**Description of the task**
In the listing that follows, count the lines that include "Delorme", and answer with the total alone.

________________________________________

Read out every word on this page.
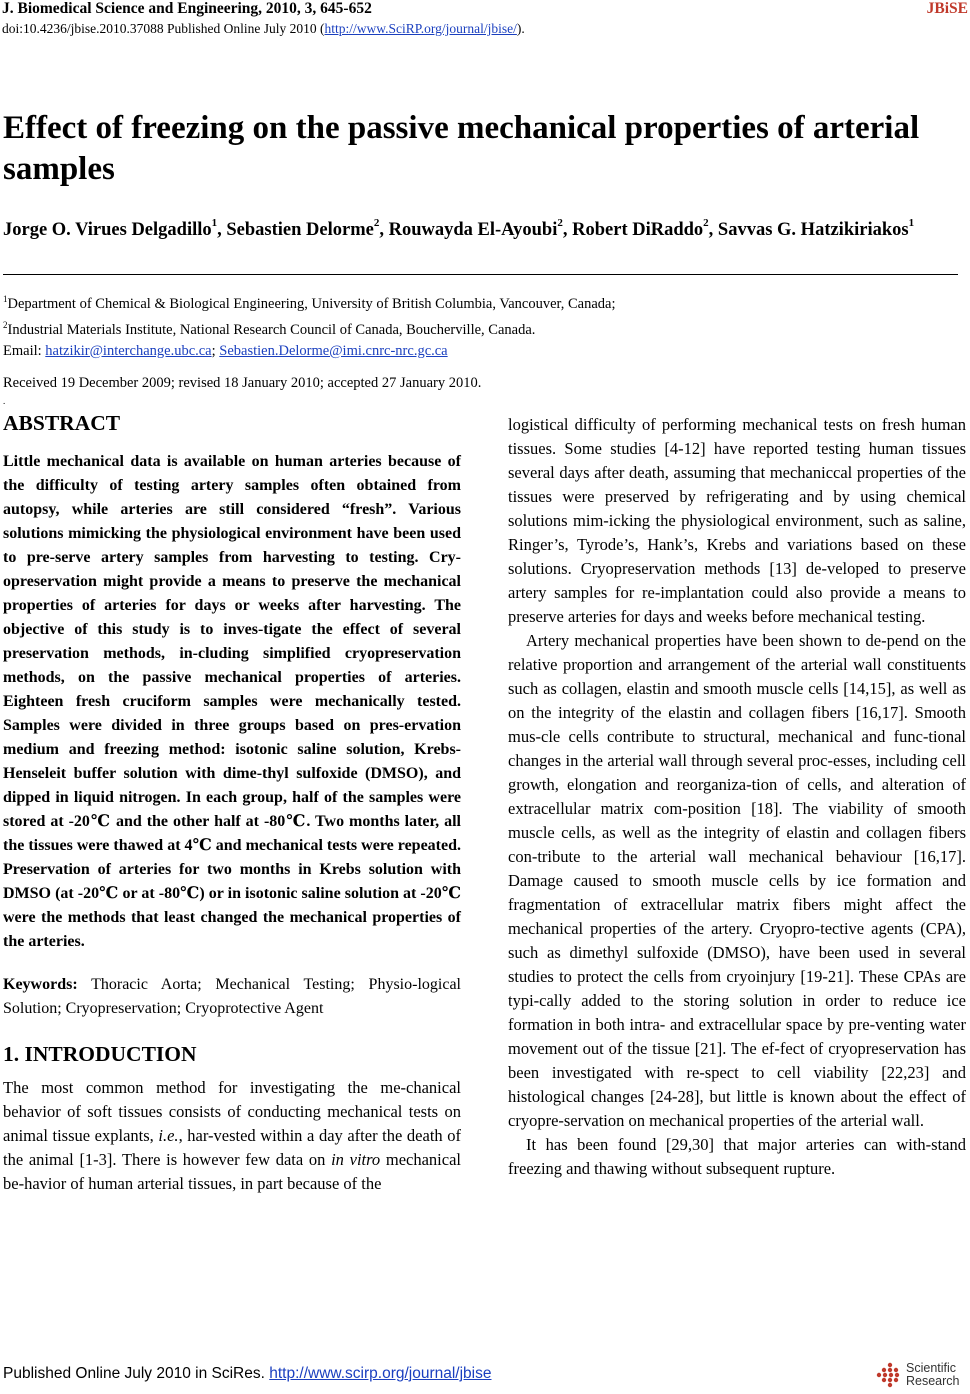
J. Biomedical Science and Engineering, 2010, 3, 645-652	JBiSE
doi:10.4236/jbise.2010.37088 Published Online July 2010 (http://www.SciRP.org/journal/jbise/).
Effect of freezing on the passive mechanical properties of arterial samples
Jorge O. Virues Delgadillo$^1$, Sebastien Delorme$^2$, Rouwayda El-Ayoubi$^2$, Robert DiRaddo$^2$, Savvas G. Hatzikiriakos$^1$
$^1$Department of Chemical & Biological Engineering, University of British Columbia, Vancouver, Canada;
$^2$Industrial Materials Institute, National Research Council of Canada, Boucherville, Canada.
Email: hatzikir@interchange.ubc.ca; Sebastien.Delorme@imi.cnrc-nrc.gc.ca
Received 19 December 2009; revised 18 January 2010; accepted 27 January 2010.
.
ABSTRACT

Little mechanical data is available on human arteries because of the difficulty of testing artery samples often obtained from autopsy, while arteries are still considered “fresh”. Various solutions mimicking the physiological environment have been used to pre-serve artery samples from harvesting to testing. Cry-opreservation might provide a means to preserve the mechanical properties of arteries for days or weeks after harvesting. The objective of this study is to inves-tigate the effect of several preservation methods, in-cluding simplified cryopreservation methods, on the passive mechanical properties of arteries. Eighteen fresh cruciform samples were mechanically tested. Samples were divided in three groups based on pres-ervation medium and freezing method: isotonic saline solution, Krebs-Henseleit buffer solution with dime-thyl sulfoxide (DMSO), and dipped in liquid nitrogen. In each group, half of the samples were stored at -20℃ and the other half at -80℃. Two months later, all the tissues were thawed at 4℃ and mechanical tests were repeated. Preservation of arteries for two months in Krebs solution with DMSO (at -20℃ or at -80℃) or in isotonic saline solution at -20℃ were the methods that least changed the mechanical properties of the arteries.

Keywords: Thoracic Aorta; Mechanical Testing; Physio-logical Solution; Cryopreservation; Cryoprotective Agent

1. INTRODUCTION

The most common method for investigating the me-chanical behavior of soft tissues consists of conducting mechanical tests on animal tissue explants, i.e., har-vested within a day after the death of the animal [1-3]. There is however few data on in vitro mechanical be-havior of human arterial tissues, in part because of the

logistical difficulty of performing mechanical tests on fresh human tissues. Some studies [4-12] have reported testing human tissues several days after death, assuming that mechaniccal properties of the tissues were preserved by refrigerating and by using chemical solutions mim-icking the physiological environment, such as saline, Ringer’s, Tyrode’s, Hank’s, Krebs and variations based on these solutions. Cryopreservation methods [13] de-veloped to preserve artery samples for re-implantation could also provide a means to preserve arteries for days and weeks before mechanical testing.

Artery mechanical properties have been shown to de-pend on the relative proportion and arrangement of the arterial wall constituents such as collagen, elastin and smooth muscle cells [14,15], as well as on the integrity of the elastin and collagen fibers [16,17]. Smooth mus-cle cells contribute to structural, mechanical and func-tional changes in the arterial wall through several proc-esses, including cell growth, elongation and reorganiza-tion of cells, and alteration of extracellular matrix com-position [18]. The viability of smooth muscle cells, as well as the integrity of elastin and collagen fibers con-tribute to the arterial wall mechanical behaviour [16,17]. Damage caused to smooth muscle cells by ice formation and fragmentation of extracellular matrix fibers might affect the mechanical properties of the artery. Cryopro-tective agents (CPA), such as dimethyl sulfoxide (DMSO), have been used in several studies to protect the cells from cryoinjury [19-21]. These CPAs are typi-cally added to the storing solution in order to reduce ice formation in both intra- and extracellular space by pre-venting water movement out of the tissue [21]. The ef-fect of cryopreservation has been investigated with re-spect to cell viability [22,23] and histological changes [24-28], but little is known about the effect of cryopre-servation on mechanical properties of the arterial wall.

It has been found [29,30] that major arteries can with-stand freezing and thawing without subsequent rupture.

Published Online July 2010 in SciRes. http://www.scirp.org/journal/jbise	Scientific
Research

________________________________________

**Exercise response**
2